--- DATASET ENTRIES ---

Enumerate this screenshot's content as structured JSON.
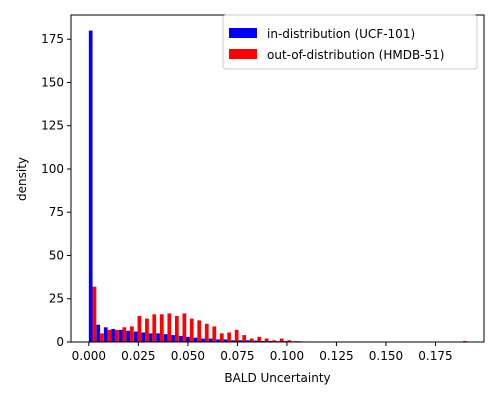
{
  "chart_data": {
    "type": "bar",
    "xlabel": "BALD Uncertainty",
    "ylabel": "density",
    "xlim": [
      -0.009,
      0.1995
    ],
    "ylim": [
      0,
      189
    ],
    "x_ticks": [
      0.0,
      0.025,
      0.05,
      0.075,
      0.1,
      0.125,
      0.15,
      0.175
    ],
    "x_tick_labels": [
      "0.000",
      "0.025",
      "0.050",
      "0.075",
      "0.100",
      "0.125",
      "0.150",
      "0.175"
    ],
    "y_ticks": [
      0,
      25,
      50,
      75,
      100,
      125,
      150,
      175
    ],
    "y_tick_labels": [
      "0",
      "25",
      "50",
      "75",
      "100",
      "125",
      "150",
      "175"
    ],
    "bin_width": 0.00378,
    "legend_position": "top-right",
    "grid": false,
    "series": [
      {
        "name": "in-distribution (UCF-101)",
        "color": "#0000ff",
        "bins": [
          [
            0.0,
            180.0
          ],
          [
            0.0038,
            10.0
          ],
          [
            0.0076,
            8.5
          ],
          [
            0.0113,
            7.5
          ],
          [
            0.0151,
            7.0
          ],
          [
            0.0189,
            6.5
          ],
          [
            0.0227,
            6.0
          ],
          [
            0.0265,
            5.5
          ],
          [
            0.0302,
            5.0
          ],
          [
            0.034,
            5.0
          ],
          [
            0.0378,
            4.5
          ],
          [
            0.0416,
            4.0
          ],
          [
            0.0454,
            3.5
          ],
          [
            0.0491,
            3.0
          ],
          [
            0.0529,
            2.5
          ],
          [
            0.0567,
            2.0
          ],
          [
            0.0605,
            2.0
          ],
          [
            0.0643,
            1.5
          ],
          [
            0.068,
            1.5
          ],
          [
            0.0718,
            1.0
          ],
          [
            0.0756,
            1.0
          ],
          [
            0.0794,
            1.0
          ],
          [
            0.0832,
            0.8
          ],
          [
            0.0869,
            0.6
          ],
          [
            0.0907,
            0.6
          ],
          [
            0.0945,
            0.5
          ],
          [
            0.0983,
            0.5
          ],
          [
            0.1021,
            0.4
          ],
          [
            0.1058,
            0.4
          ],
          [
            0.1096,
            0.3
          ],
          [
            0.1134,
            0.3
          ],
          [
            0.1172,
            0.2
          ],
          [
            0.121,
            0.2
          ],
          [
            0.1247,
            0.2
          ],
          [
            0.1285,
            0.2
          ],
          [
            0.1323,
            0.2
          ]
        ]
      },
      {
        "name": "out-of-distribution (HMDB-51)",
        "color": "#ff0000",
        "bins": [
          [
            0.0,
            32.0
          ],
          [
            0.0038,
            5.0
          ],
          [
            0.0076,
            7.0
          ],
          [
            0.0113,
            7.0
          ],
          [
            0.0151,
            8.5
          ],
          [
            0.0189,
            9.0
          ],
          [
            0.0227,
            15.0
          ],
          [
            0.0265,
            13.5
          ],
          [
            0.0302,
            16.0
          ],
          [
            0.034,
            16.0
          ],
          [
            0.0378,
            16.5
          ],
          [
            0.0416,
            15.0
          ],
          [
            0.0454,
            16.5
          ],
          [
            0.0491,
            13.5
          ],
          [
            0.0529,
            12.5
          ],
          [
            0.0567,
            10.5
          ],
          [
            0.0605,
            9.0
          ],
          [
            0.0643,
            5.0
          ],
          [
            0.068,
            5.5
          ],
          [
            0.0718,
            7.0
          ],
          [
            0.0756,
            4.0
          ],
          [
            0.0794,
            2.0
          ],
          [
            0.0832,
            3.0
          ],
          [
            0.0869,
            2.0
          ],
          [
            0.0907,
            1.0
          ],
          [
            0.0945,
            2.0
          ],
          [
            0.0983,
            1.0
          ],
          [
            0.1021,
            0.5
          ],
          [
            0.1058,
            0.3
          ],
          [
            0.1096,
            0.3
          ],
          [
            0.1134,
            0.3
          ],
          [
            0.1172,
            0.3
          ],
          [
            0.121,
            0.3
          ],
          [
            0.1247,
            0.3
          ],
          [
            0.1285,
            0.3
          ],
          [
            0.1323,
            0.3
          ],
          [
            0.187,
            0.6
          ]
        ]
      }
    ]
  }
}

---

**GIVEN PROBLEM**.
Select and copy every line of the material that holds the string "name".

**WRITTEN REPLY**.
        "name": "in-distribution (UCF-101)",
        "name": "out-of-distribution (HMDB-51)",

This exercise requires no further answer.